◆ **TASK STATEMENT**
Could you print every record below exactly as it appears?

◆ **RECORDS PROVIDED**

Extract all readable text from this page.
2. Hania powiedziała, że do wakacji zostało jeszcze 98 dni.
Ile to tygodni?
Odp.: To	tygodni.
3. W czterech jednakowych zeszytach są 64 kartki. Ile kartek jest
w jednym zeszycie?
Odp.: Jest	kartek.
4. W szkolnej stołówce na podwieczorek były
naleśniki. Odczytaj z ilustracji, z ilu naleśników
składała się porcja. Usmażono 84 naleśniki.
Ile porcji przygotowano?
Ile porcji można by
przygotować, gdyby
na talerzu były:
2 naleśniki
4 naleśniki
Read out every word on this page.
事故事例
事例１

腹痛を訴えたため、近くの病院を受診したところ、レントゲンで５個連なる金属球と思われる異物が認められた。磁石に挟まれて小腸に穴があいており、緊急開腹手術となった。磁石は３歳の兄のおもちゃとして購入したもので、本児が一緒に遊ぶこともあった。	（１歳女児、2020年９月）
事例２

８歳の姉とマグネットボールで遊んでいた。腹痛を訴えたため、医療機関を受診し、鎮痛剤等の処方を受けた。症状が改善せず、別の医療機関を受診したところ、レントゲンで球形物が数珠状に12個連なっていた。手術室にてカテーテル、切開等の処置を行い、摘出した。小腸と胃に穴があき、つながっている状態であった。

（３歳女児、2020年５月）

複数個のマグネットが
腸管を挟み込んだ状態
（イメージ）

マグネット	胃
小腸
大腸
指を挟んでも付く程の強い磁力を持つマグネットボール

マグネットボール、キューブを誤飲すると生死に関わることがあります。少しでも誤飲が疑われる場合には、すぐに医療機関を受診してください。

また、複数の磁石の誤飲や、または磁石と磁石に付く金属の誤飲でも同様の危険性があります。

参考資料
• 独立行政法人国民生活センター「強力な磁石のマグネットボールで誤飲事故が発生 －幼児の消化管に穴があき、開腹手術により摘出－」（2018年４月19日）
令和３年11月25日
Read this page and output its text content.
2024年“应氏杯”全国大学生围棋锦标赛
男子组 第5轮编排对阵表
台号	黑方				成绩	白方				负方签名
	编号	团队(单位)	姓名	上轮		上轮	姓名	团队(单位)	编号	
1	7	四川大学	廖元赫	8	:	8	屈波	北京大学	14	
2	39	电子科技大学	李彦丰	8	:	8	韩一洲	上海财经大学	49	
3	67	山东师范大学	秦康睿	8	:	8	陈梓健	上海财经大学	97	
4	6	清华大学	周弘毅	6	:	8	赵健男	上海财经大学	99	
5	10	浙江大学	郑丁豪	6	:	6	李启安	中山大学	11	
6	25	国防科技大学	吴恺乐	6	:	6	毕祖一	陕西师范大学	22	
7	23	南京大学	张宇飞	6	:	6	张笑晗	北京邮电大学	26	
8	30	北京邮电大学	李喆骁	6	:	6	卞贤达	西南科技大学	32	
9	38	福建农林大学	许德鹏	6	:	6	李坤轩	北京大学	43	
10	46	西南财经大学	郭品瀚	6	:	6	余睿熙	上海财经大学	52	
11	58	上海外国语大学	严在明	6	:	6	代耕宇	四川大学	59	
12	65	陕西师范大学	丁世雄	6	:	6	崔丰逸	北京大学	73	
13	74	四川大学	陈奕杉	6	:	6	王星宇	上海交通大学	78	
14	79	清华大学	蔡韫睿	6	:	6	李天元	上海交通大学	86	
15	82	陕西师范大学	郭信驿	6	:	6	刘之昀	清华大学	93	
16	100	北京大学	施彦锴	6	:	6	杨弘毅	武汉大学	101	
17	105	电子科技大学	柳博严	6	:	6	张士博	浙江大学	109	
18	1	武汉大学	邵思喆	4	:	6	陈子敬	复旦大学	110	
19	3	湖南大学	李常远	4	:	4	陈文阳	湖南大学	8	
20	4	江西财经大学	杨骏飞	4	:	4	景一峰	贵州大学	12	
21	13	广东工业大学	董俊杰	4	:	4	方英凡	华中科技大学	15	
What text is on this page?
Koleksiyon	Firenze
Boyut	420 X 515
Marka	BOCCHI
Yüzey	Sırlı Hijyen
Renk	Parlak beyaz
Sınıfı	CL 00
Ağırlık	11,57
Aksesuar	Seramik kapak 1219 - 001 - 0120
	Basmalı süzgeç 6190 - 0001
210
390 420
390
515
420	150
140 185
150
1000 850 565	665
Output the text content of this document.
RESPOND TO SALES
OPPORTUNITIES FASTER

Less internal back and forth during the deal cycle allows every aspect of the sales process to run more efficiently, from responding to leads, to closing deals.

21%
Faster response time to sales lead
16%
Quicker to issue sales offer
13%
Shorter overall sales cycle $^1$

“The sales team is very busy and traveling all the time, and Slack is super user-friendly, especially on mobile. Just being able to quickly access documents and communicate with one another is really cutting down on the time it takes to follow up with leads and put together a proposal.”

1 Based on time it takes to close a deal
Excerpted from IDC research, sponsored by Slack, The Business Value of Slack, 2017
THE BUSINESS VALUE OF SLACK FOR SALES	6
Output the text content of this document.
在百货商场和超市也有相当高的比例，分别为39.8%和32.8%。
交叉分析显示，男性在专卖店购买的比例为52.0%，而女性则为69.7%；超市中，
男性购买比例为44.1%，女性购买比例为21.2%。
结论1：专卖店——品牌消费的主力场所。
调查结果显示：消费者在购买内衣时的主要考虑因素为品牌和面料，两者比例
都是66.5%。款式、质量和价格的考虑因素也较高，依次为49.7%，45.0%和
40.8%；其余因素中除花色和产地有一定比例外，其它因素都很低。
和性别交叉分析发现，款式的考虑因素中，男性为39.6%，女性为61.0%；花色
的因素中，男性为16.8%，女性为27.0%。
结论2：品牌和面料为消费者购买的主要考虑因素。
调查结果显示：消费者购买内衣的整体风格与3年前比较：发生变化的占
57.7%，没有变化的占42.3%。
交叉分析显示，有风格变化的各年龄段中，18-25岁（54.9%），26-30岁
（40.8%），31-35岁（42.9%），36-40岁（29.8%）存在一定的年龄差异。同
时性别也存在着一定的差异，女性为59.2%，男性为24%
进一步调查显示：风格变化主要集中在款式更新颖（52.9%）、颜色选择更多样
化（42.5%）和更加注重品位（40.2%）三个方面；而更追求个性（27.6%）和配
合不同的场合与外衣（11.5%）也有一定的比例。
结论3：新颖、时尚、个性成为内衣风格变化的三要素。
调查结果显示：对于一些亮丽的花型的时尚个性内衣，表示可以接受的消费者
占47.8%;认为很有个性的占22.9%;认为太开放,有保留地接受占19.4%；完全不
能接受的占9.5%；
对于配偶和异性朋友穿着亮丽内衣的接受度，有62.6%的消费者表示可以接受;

◆ **EXPECTED ANSWER**
Extract all readable text from this page.
2. Hania powiedziała, że do wakacji zostało jeszcze 98 dni.
Ile to tygodni?
Odp.: To	tygodni.
3. W czterech jednakowych zeszytach są 64 kartki. Ile kartek jest
w jednym zeszycie?
Odp.: Jest	kartek.
4. W szkolnej stołówce na podwieczorek były
naleśniki. Odczytaj z ilustracji, z ilu naleśników
składała się porcja. Usmażono 84 naleśniki.
Ile porcji przygotowano?
Ile porcji można by
przygotować, gdyby
na talerzu były:
2 naleśniki
4 naleśniki
Read out every word on this page.
事故事例
事例１

腹痛を訴えたため、近くの病院を受診したところ、レントゲンで５個連なる金属球と思われる異物が認められた。磁石に挟まれて小腸に穴があいており、緊急開腹手術となった。磁石は３歳の兄のおもちゃとして購入したもので、本児が一緒に遊ぶこともあった。	（１歳女児、2020年９月）
事例２

８歳の姉とマグネットボールで遊んでいた。腹痛を訴えたため、医療機関を受診し、鎮痛剤等の処方を受けた。症状が改善せず、別の医療機関を受診したところ、レントゲンで球形物が数珠状に12個連なっていた。手術室にてカテーテル、切開等の処置を行い、摘出した。小腸と胃に穴があき、つながっている状態であった。

（３歳女児、2020年５月）

複数個のマグネットが
腸管を挟み込んだ状態
（イメージ）

マグネット	胃
小腸
大腸
指を挟んでも付く程の強い磁力を持つマグネットボール

マグネットボール、キューブを誤飲すると生死に関わることがあります。少しでも誤飲が疑われる場合には、すぐに医療機関を受診してください。

また、複数の磁石の誤飲や、または磁石と磁石に付く金属の誤飲でも同様の危険性があります。

参考資料
• 独立行政法人国民生活センター「強力な磁石のマグネットボールで誤飲事故が発生 －幼児の消化管に穴があき、開腹手術により摘出－」（2018年４月19日）
令和３年11月25日
Read this page and output its text content.
2024年“应氏杯”全国大学生围棋锦标赛
男子组 第5轮编排对阵表
台号	黑方				成绩	白方				负方签名
	编号	团队(单位)	姓名	上轮		上轮	姓名	团队(单位)	编号	
1	7	四川大学	廖元赫	8	:	8	屈波	北京大学	14	
2	39	电子科技大学	李彦丰	8	:	8	韩一洲	上海财经大学	49	
3	67	山东师范大学	秦康睿	8	:	8	陈梓健	上海财经大学	97	
4	6	清华大学	周弘毅	6	:	8	赵健男	上海财经大学	99	
5	10	浙江大学	郑丁豪	6	:	6	李启安	中山大学	11	
6	25	国防科技大学	吴恺乐	6	:	6	毕祖一	陕西师范大学	22	
7	23	南京大学	张宇飞	6	:	6	张笑晗	北京邮电大学	26	
8	30	北京邮电大学	李喆骁	6	:	6	卞贤达	西南科技大学	32	
9	38	福建农林大学	许德鹏	6	:	6	李坤轩	北京大学	43	
10	46	西南财经大学	郭品瀚	6	:	6	余睿熙	上海财经大学	52	
11	58	上海外国语大学	严在明	6	:	6	代耕宇	四川大学	59	
12	65	陕西师范大学	丁世雄	6	:	6	崔丰逸	北京大学	73	
13	74	四川大学	陈奕杉	6	:	6	王星宇	上海交通大学	78	
14	79	清华大学	蔡韫睿	6	:	6	李天元	上海交通大学	86	
15	82	陕西师范大学	郭信驿	6	:	6	刘之昀	清华大学	93	
16	100	北京大学	施彦锴	6	:	6	杨弘毅	武汉大学	101	
17	105	电子科技大学	柳博严	6	:	6	张士博	浙江大学	109	
18	1	武汉大学	邵思喆	4	:	6	陈子敬	复旦大学	110	
19	3	湖南大学	李常远	4	:	4	陈文阳	湖南大学	8	
20	4	江西财经大学	杨骏飞	4	:	4	景一峰	贵州大学	12	
21	13	广东工业大学	董俊杰	4	:	4	方英凡	华中科技大学	15	
What text is on this page?
Koleksiyon	Firenze
Boyut	420 X 515
Marka	BOCCHI
Yüzey	Sırlı Hijyen
Renk	Parlak beyaz
Sınıfı	CL 00
Ağırlık	11,57
Aksesuar	Seramik kapak 1219 - 001 - 0120
	Basmalı süzgeç 6190 - 0001
210
390 420
390
515
420	150
140 185
150
1000 850 565	665
Output the text content of this document.
RESPOND TO SALES
OPPORTUNITIES FASTER

Less internal back and forth during the deal cycle allows every aspect of the sales process to run more efficiently, from responding to leads, to closing deals.

21%
Faster response time to sales lead
16%
Quicker to issue sales offer
13%
Shorter overall sales cycle $^1$

“The sales team is very busy and traveling all the time, and Slack is super user-friendly, especially on mobile. Just being able to quickly access documents and communicate with one another is really cutting down on the time it takes to follow up with leads and put together a proposal.”

1 Based on time it takes to close a deal
Excerpted from IDC research, sponsored by Slack, The Business Value of Slack, 2017
THE BUSINESS VALUE OF SLACK FOR SALES	6
Output the text content of this document.
在百货商场和超市也有相当高的比例，分别为39.8%和32.8%。
交叉分析显示，男性在专卖店购买的比例为52.0%，而女性则为69.7%；超市中，
男性购买比例为44.1%，女性购买比例为21.2%。
结论1：专卖店——品牌消费的主力场所。
调查结果显示：消费者在购买内衣时的主要考虑因素为品牌和面料，两者比例
都是66.5%。款式、质量和价格的考虑因素也较高，依次为49.7%，45.0%和
40.8%；其余因素中除花色和产地有一定比例外，其它因素都很低。
和性别交叉分析发现，款式的考虑因素中，男性为39.6%，女性为61.0%；花色
的因素中，男性为16.8%，女性为27.0%。
结论2：品牌和面料为消费者购买的主要考虑因素。
调查结果显示：消费者购买内衣的整体风格与3年前比较：发生变化的占
57.7%，没有变化的占42.3%。
交叉分析显示，有风格变化的各年龄段中，18-25岁（54.9%），26-30岁
（40.8%），31-35岁（42.9%），36-40岁（29.8%）存在一定的年龄差异。同
时性别也存在着一定的差异，女性为59.2%，男性为24%
进一步调查显示：风格变化主要集中在款式更新颖（52.9%）、颜色选择更多样
化（42.5%）和更加注重品位（40.2%）三个方面；而更追求个性（27.6%）和配
合不同的场合与外衣（11.5%）也有一定的比例。
结论3：新颖、时尚、个性成为内衣风格变化的三要素。
调查结果显示：对于一些亮丽的花型的时尚个性内衣，表示可以接受的消费者
占47.8%;认为很有个性的占22.9%;认为太开放,有保留地接受占19.4%；完全不
能接受的占9.5%；
对于配偶和异性朋友穿着亮丽内衣的接受度，有62.6%的消费者表示可以接受;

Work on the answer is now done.